═══ Material for this task ═══

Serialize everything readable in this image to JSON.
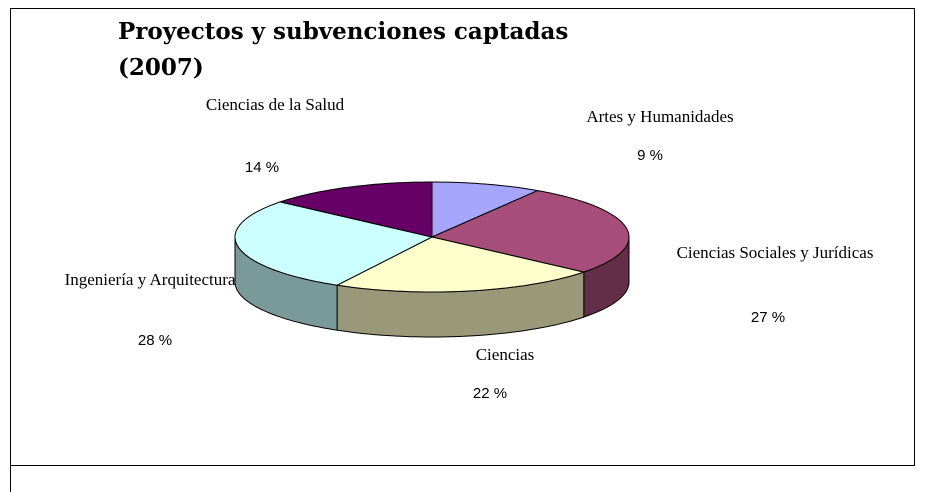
{
  "chart_data": {
    "type": "pie3d",
    "title": "Proyectos y subvenciones captadas (2007)",
    "categories": [
      "Artes y Humanidades",
      "Ciencias Sociales y Jurídicas",
      "Ciencias",
      "Ingeniería y Arquitectura",
      "Ciencias de la Salud"
    ],
    "values": [
      9,
      27,
      22,
      28,
      14
    ],
    "value_labels": [
      "9 %",
      "27 %",
      "22 %",
      "28 %",
      "14 %"
    ],
    "colors": [
      "#a6a6ff",
      "#a64d79",
      "#ffffcc",
      "#ccffff",
      "#660066"
    ]
  }
}
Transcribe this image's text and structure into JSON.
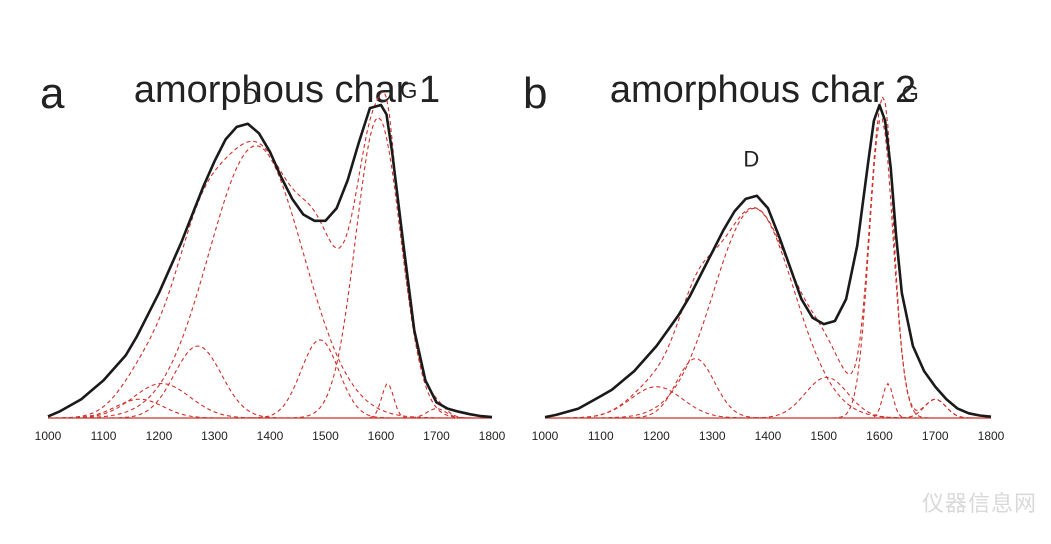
{
  "watermark": "仪器信息网",
  "chart_data": [
    {
      "type": "line",
      "panel_label": "a",
      "title": "amorphous char 1",
      "xlim": [
        1000,
        1800
      ],
      "x_ticks": [
        "1000",
        "1100",
        "1200",
        "1300",
        "1400",
        "1500",
        "1600",
        "1700",
        "1800"
      ],
      "peak_labels": [
        {
          "text": "D",
          "x": 1365,
          "y": 0.99
        },
        {
          "text": "G",
          "x": 1650,
          "y": 1.01
        }
      ],
      "colors": {
        "spectrum": "#1a1a1a",
        "fit": "#d0302a"
      },
      "spectrum": {
        "x": [
          1000,
          1020,
          1040,
          1060,
          1080,
          1100,
          1120,
          1140,
          1160,
          1180,
          1200,
          1220,
          1240,
          1260,
          1280,
          1300,
          1320,
          1340,
          1360,
          1380,
          1400,
          1420,
          1440,
          1460,
          1480,
          1500,
          1520,
          1540,
          1560,
          1580,
          1600,
          1610,
          1620,
          1640,
          1660,
          1680,
          1700,
          1720,
          1740,
          1760,
          1780,
          1800
        ],
        "y": [
          0.005,
          0.02,
          0.04,
          0.06,
          0.09,
          0.12,
          0.16,
          0.2,
          0.26,
          0.33,
          0.4,
          0.48,
          0.56,
          0.65,
          0.74,
          0.82,
          0.89,
          0.93,
          0.94,
          0.91,
          0.85,
          0.77,
          0.7,
          0.65,
          0.63,
          0.63,
          0.67,
          0.76,
          0.88,
          0.99,
          1.0,
          0.97,
          0.85,
          0.56,
          0.28,
          0.12,
          0.05,
          0.03,
          0.02,
          0.012,
          0.006,
          0.003
        ]
      },
      "components": [
        {
          "center": 1375,
          "height": 0.87,
          "width": 200
        },
        {
          "center": 1595,
          "height": 0.96,
          "width": 95
        },
        {
          "center": 1270,
          "height": 0.23,
          "width": 100
        },
        {
          "center": 1205,
          "height": 0.11,
          "width": 120
        },
        {
          "center": 1165,
          "height": 0.06,
          "width": 100
        },
        {
          "center": 1490,
          "height": 0.25,
          "width": 80
        },
        {
          "center": 1612,
          "height": 0.11,
          "width": 25
        },
        {
          "center": 1700,
          "height": 0.03,
          "width": 40
        }
      ]
    },
    {
      "type": "line",
      "panel_label": "b",
      "title": "amorphous char 2",
      "xlim": [
        1000,
        1800
      ],
      "x_ticks": [
        "1000",
        "1100",
        "1200",
        "1300",
        "1400",
        "1500",
        "1600",
        "1700",
        "1800"
      ],
      "peak_labels": [
        {
          "text": "D",
          "x": 1370,
          "y": 0.79
        },
        {
          "text": "G",
          "x": 1655,
          "y": 1.0
        }
      ],
      "colors": {
        "spectrum": "#1a1a1a",
        "fit": "#d0302a"
      },
      "spectrum": {
        "x": [
          1000,
          1020,
          1040,
          1060,
          1080,
          1100,
          1120,
          1140,
          1160,
          1180,
          1200,
          1220,
          1240,
          1260,
          1280,
          1300,
          1320,
          1340,
          1360,
          1380,
          1400,
          1420,
          1440,
          1460,
          1480,
          1500,
          1520,
          1540,
          1560,
          1580,
          1590,
          1600,
          1610,
          1620,
          1630,
          1640,
          1660,
          1680,
          1700,
          1720,
          1740,
          1760,
          1780,
          1800
        ],
        "y": [
          0.003,
          0.01,
          0.02,
          0.03,
          0.05,
          0.07,
          0.09,
          0.12,
          0.15,
          0.19,
          0.23,
          0.28,
          0.33,
          0.39,
          0.46,
          0.53,
          0.6,
          0.66,
          0.7,
          0.71,
          0.67,
          0.58,
          0.48,
          0.38,
          0.32,
          0.3,
          0.31,
          0.38,
          0.55,
          0.82,
          0.95,
          1.0,
          0.95,
          0.8,
          0.58,
          0.4,
          0.23,
          0.15,
          0.1,
          0.06,
          0.03,
          0.015,
          0.008,
          0.004
        ]
      },
      "components": [
        {
          "center": 1375,
          "height": 0.67,
          "width": 170
        },
        {
          "center": 1603,
          "height": 0.96,
          "width": 50
        },
        {
          "center": 1270,
          "height": 0.19,
          "width": 80
        },
        {
          "center": 1200,
          "height": 0.1,
          "width": 110
        },
        {
          "center": 1505,
          "height": 0.13,
          "width": 90
        },
        {
          "center": 1615,
          "height": 0.11,
          "width": 22
        },
        {
          "center": 1700,
          "height": 0.06,
          "width": 45
        }
      ]
    }
  ]
}
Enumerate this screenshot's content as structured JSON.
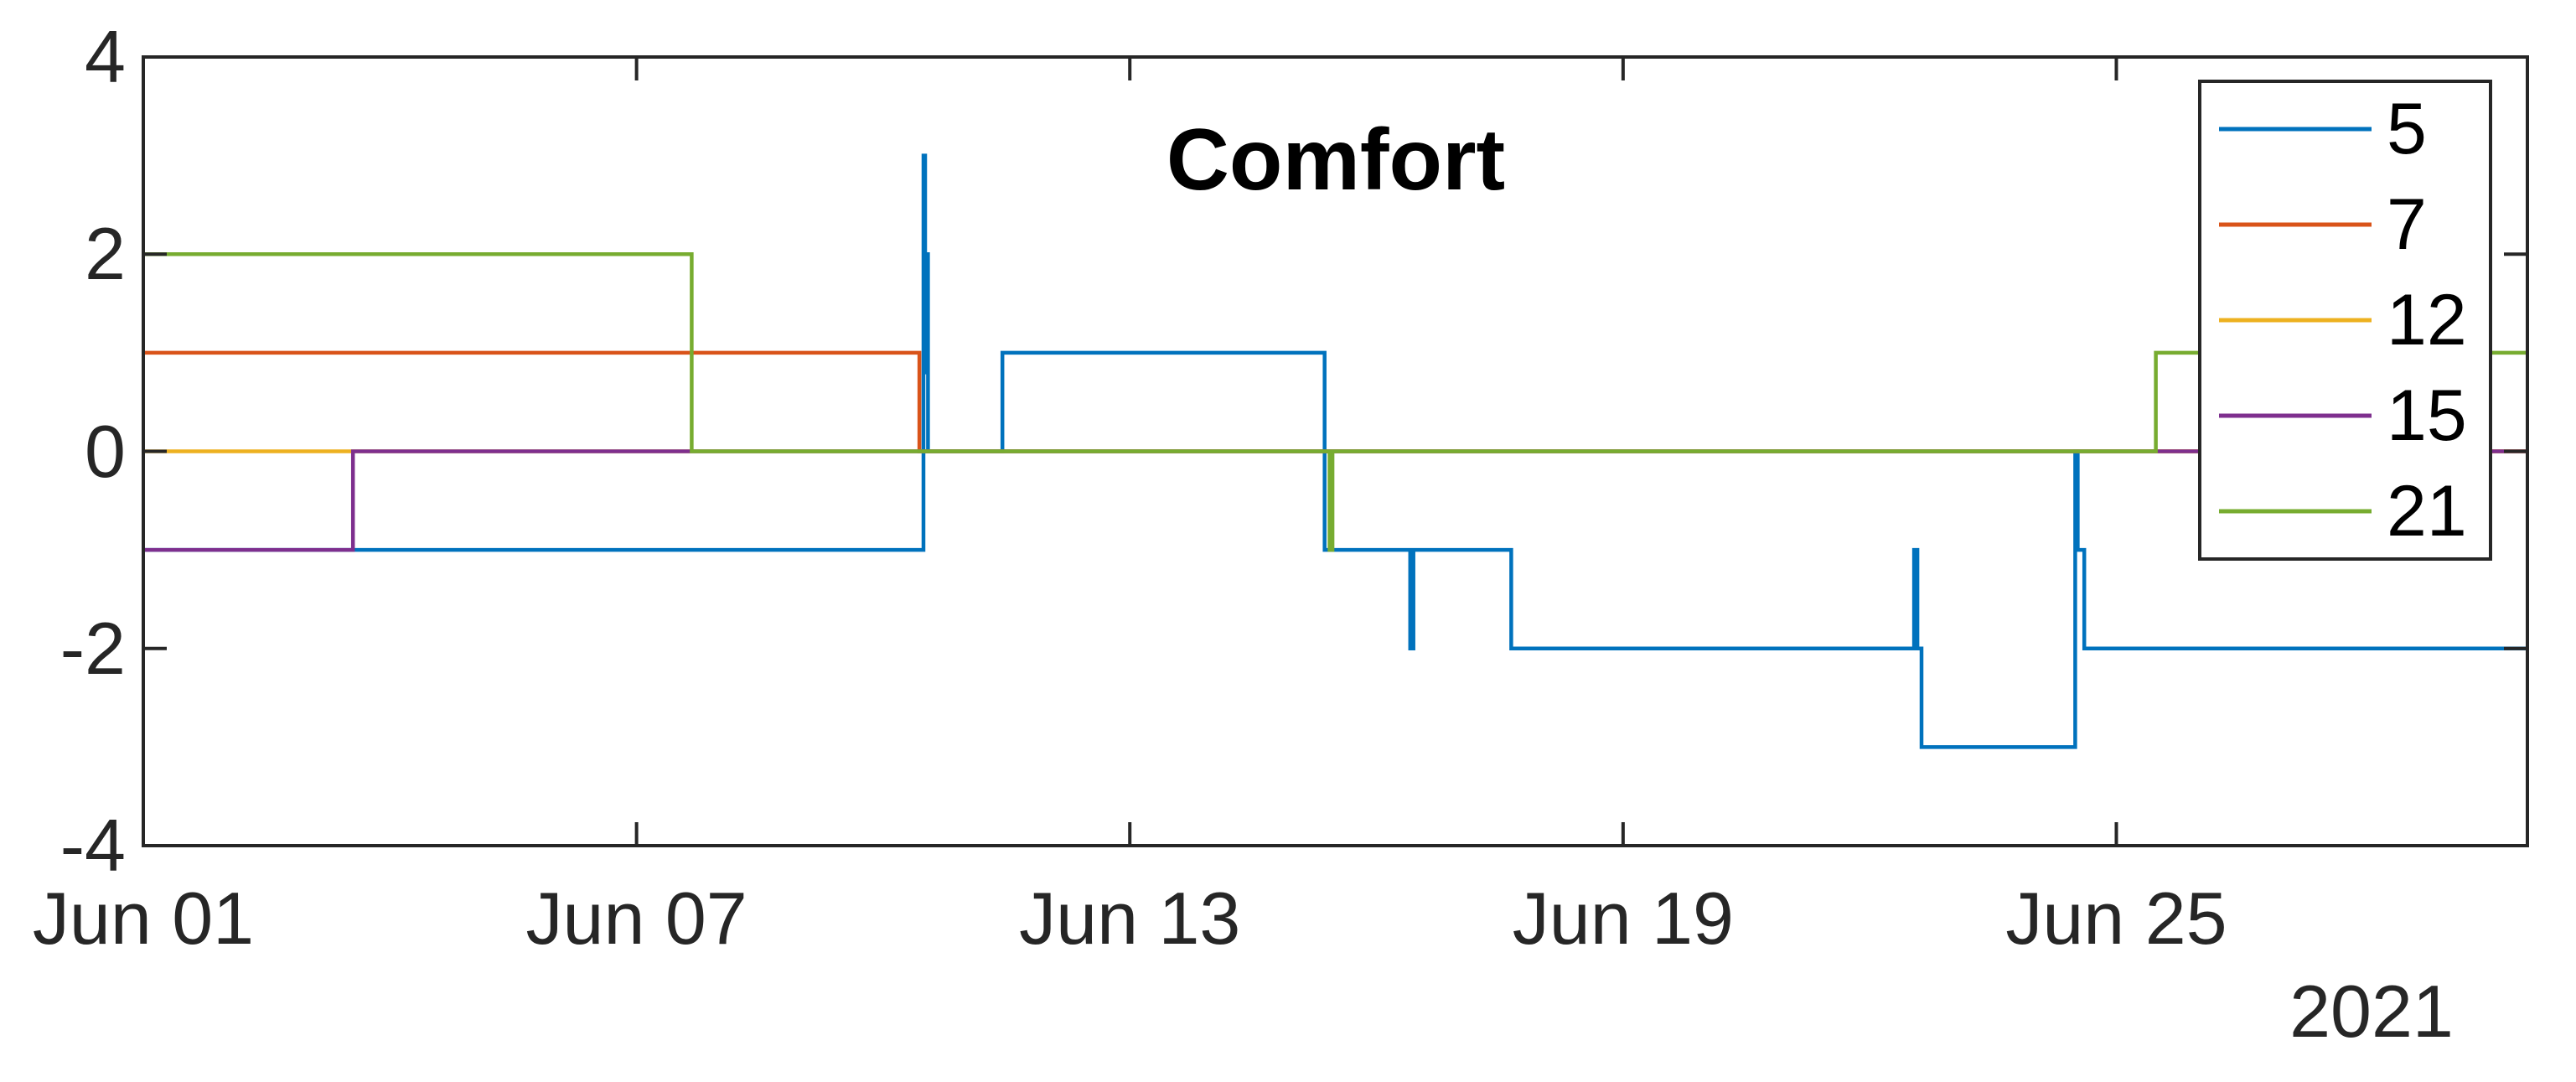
{
  "title": "Comfort",
  "year_label": "2021",
  "axis_color": "#262626",
  "background_color": "#ffffff",
  "legend": {
    "position": "upper-right",
    "entries": [
      {
        "label": "5",
        "color": "#0072BD"
      },
      {
        "label": "7",
        "color": "#D95319"
      },
      {
        "label": "12",
        "color": "#EDB120"
      },
      {
        "label": "15",
        "color": "#7E2F8E"
      },
      {
        "label": "21",
        "color": "#77AC30"
      }
    ]
  },
  "chart_data": {
    "type": "line",
    "title": "Comfort",
    "xlabel": "",
    "ylabel": "",
    "x_axis_year": "2021",
    "x_unit": "days since Jun 01 2021",
    "xlim_days": [
      0,
      29
    ],
    "ylim": [
      -4,
      4
    ],
    "grid": false,
    "legend_position": "upper-right",
    "x_ticks": [
      {
        "day": 0,
        "label": "Jun 01"
      },
      {
        "day": 6,
        "label": "Jun 07"
      },
      {
        "day": 12,
        "label": "Jun 13"
      },
      {
        "day": 18,
        "label": "Jun 19"
      },
      {
        "day": 24,
        "label": "Jun 25"
      }
    ],
    "y_ticks": [
      {
        "value": 4,
        "label": "4"
      },
      {
        "value": 2,
        "label": "2"
      },
      {
        "value": 0,
        "label": "0"
      },
      {
        "value": -2,
        "label": "-2"
      },
      {
        "value": -4,
        "label": "-4"
      }
    ],
    "series": [
      {
        "name": "5",
        "color": "#0072BD",
        "points_day_value": [
          [
            0,
            -1
          ],
          [
            9.49,
            -1
          ],
          [
            9.49,
            3
          ],
          [
            9.51,
            3
          ],
          [
            9.51,
            0.8
          ],
          [
            9.52,
            0.8
          ],
          [
            9.52,
            2
          ],
          [
            9.545,
            2
          ],
          [
            9.545,
            0
          ],
          [
            10.45,
            0
          ],
          [
            10.45,
            1
          ],
          [
            14.37,
            1
          ],
          [
            14.37,
            -1
          ],
          [
            15.41,
            -1
          ],
          [
            15.41,
            -2
          ],
          [
            15.45,
            -2
          ],
          [
            15.45,
            -1
          ],
          [
            16.64,
            -1
          ],
          [
            16.64,
            -2
          ],
          [
            21.54,
            -2
          ],
          [
            21.54,
            -1
          ],
          [
            21.58,
            -1
          ],
          [
            21.58,
            -2
          ],
          [
            21.63,
            -2
          ],
          [
            21.63,
            -3
          ],
          [
            23.5,
            -3
          ],
          [
            23.5,
            0
          ],
          [
            23.53,
            0
          ],
          [
            23.53,
            -1
          ],
          [
            23.61,
            -1
          ],
          [
            23.61,
            -2
          ],
          [
            29,
            -2
          ]
        ]
      },
      {
        "name": "7",
        "color": "#D95319",
        "points_day_value": [
          [
            0,
            1
          ],
          [
            9.44,
            1
          ],
          [
            9.44,
            0
          ],
          [
            29,
            0
          ]
        ]
      },
      {
        "name": "12",
        "color": "#EDB120",
        "points_day_value": [
          [
            0,
            0
          ],
          [
            29,
            0
          ]
        ]
      },
      {
        "name": "15",
        "color": "#7E2F8E",
        "points_day_value": [
          [
            0,
            -1
          ],
          [
            2.55,
            -1
          ],
          [
            2.55,
            0
          ],
          [
            29,
            0
          ]
        ]
      },
      {
        "name": "21",
        "color": "#77AC30",
        "points_day_value": [
          [
            0,
            2
          ],
          [
            6.67,
            2
          ],
          [
            6.67,
            0
          ],
          [
            14.43,
            0
          ],
          [
            14.43,
            -1
          ],
          [
            14.465,
            -1
          ],
          [
            14.465,
            0
          ],
          [
            24.48,
            0
          ],
          [
            24.48,
            1
          ],
          [
            29,
            1
          ]
        ]
      }
    ]
  }
}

═══

[Stated problem]:
Each line in the data that holds the string "upper" should be found and copied.

[Reply to the exercise]:
    "position": "upper-right",
    "legend_position": "upper-right",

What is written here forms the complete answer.